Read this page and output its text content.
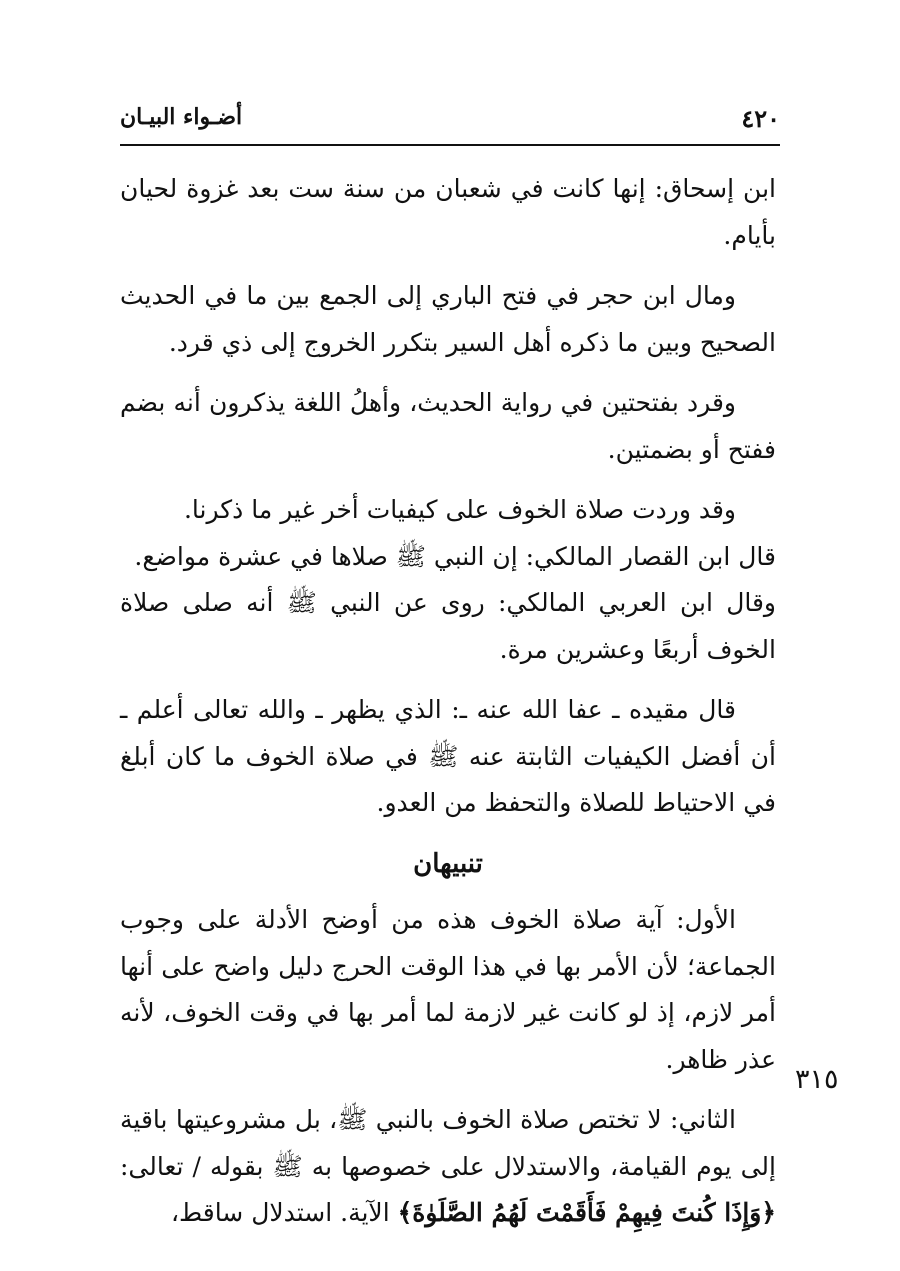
٤٢٠
أضـواء البيـان

ابن إسحاق: إنها كانت في شعبان من سنة ست بعد غزوة لحيان بأيام.

ومال ابن حجر في فتح الباري إلى الجمع بين ما في الحديث الصحيح وبين ما ذكره أهل السير بتكرر الخروج إلى ذي قرد.

وقرد بفتحتين في رواية الحديث، وأهلُ اللغة يذكرون أنه بضم ففتح أو بضمتين.

وقد وردت صلاة الخوف على كيفيات أخر غير ما ذكرنا.

قال ابن القصار المالكي: إن النبي ﷺ صلاها في عشرة مواضع.

وقال ابن العربي المالكي: روى عن النبي ﷺ أنه صلى صلاة الخوف أربعًا وعشرين مرة.

قال مقيده ـ عفا الله عنه ـ: الذي يظهر ـ والله تعالى أعلم ـ أن أفضل الكيفيات الثابتة عنه ﷺ في صلاة الخوف ما كان أبلغ في الاحتياط للصلاة والتحفظ من العدو.

تنبيهان

الأول: آية صلاة الخوف هذه من أوضح الأدلة على وجوب الجماعة؛ لأن الأمر بها في هذا الوقت الحرج دليل واضح على أنها أمر لازم، إذ لو كانت غير لازمة لما أمر بها في وقت الخوف، لأنه عذر ظاهر.

الثاني: لا تختص صلاة الخوف بالنبي ﷺ، بل مشروعيتها باقية إلى يوم القيامة، والاستدلال على خصوصها به ﷺ بقوله / تعالى: ﴿وَإِذَا كُنتَ فِيهِمْ فَأَقَمْتَ لَهُمُ الصَّلَوٰةَ﴾ الآية. استدلال ساقط،

٣١٥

=-=-=-=-=

The problem » Give all the lines above again, character for character, without pictures.

Result »
Read this page and output its text content.
٤٢٠
أضـواء البيـان

ابن إسحاق: إنها كانت في شعبان من سنة ست بعد غزوة لحيان بأيام.

ومال ابن حجر في فتح الباري إلى الجمع بين ما في الحديث الصحيح وبين ما ذكره أهل السير بتكرر الخروج إلى ذي قرد.

وقرد بفتحتين في رواية الحديث، وأهلُ اللغة يذكرون أنه بضم ففتح أو بضمتين.

وقد وردت صلاة الخوف على كيفيات أخر غير ما ذكرنا.

قال ابن القصار المالكي: إن النبي ﷺ صلاها في عشرة مواضع.

وقال ابن العربي المالكي: روى عن النبي ﷺ أنه صلى صلاة الخوف أربعًا وعشرين مرة.

قال مقيده ـ عفا الله عنه ـ: الذي يظهر ـ والله تعالى أعلم ـ أن أفضل الكيفيات الثابتة عنه ﷺ في صلاة الخوف ما كان أبلغ في الاحتياط للصلاة والتحفظ من العدو.

تنبيهان

الأول: آية صلاة الخوف هذه من أوضح الأدلة على وجوب الجماعة؛ لأن الأمر بها في هذا الوقت الحرج دليل واضح على أنها أمر لازم، إذ لو كانت غير لازمة لما أمر بها في وقت الخوف، لأنه عذر ظاهر.

الثاني: لا تختص صلاة الخوف بالنبي ﷺ، بل مشروعيتها باقية إلى يوم القيامة، والاستدلال على خصوصها به ﷺ بقوله / تعالى: ﴿وَإِذَا كُنتَ فِيهِمْ فَأَقَمْتَ لَهُمُ الصَّلَوٰةَ﴾ الآية. استدلال ساقط،

٣١٥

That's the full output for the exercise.